| The problem |
What is the number of lines in the entries below that include the word "JSON"? Provide the number only.

** start of Record set **

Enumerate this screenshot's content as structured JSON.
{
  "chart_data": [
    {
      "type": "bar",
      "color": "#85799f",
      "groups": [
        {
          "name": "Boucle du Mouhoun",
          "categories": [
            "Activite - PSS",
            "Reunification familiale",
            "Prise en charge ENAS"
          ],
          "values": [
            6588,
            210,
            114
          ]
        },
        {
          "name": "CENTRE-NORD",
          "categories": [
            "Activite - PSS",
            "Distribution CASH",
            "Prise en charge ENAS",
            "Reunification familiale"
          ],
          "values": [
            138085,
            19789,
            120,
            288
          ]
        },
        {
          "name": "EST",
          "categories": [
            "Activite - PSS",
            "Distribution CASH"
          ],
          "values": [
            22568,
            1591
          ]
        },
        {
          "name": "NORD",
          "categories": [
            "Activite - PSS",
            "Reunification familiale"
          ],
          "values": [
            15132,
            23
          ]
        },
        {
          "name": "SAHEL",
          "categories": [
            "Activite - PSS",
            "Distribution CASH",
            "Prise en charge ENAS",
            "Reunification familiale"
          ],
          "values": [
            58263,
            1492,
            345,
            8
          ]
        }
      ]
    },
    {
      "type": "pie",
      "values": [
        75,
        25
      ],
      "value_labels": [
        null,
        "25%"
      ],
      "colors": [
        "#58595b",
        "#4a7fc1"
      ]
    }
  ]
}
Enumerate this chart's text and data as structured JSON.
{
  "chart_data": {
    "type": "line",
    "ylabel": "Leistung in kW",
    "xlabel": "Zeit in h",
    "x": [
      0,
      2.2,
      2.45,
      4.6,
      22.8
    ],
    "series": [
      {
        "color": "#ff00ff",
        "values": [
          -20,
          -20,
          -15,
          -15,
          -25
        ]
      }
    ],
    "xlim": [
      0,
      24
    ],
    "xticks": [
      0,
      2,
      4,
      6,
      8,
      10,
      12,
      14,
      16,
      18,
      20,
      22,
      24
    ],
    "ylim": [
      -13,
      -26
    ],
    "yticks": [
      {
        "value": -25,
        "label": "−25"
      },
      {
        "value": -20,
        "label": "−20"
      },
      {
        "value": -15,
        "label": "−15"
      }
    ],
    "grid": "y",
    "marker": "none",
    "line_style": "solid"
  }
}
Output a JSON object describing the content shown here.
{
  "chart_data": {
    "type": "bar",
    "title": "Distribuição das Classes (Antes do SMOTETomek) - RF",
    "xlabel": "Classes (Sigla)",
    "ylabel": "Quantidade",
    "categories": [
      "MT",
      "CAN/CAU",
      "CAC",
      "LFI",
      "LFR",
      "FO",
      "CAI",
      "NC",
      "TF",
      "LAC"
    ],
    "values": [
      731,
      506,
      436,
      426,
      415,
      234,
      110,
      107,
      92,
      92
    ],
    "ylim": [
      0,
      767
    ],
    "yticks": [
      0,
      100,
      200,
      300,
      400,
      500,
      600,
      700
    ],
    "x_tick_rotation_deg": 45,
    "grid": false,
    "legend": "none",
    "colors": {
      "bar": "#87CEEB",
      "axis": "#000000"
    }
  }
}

** end of Record set **

| Exercise solution |
3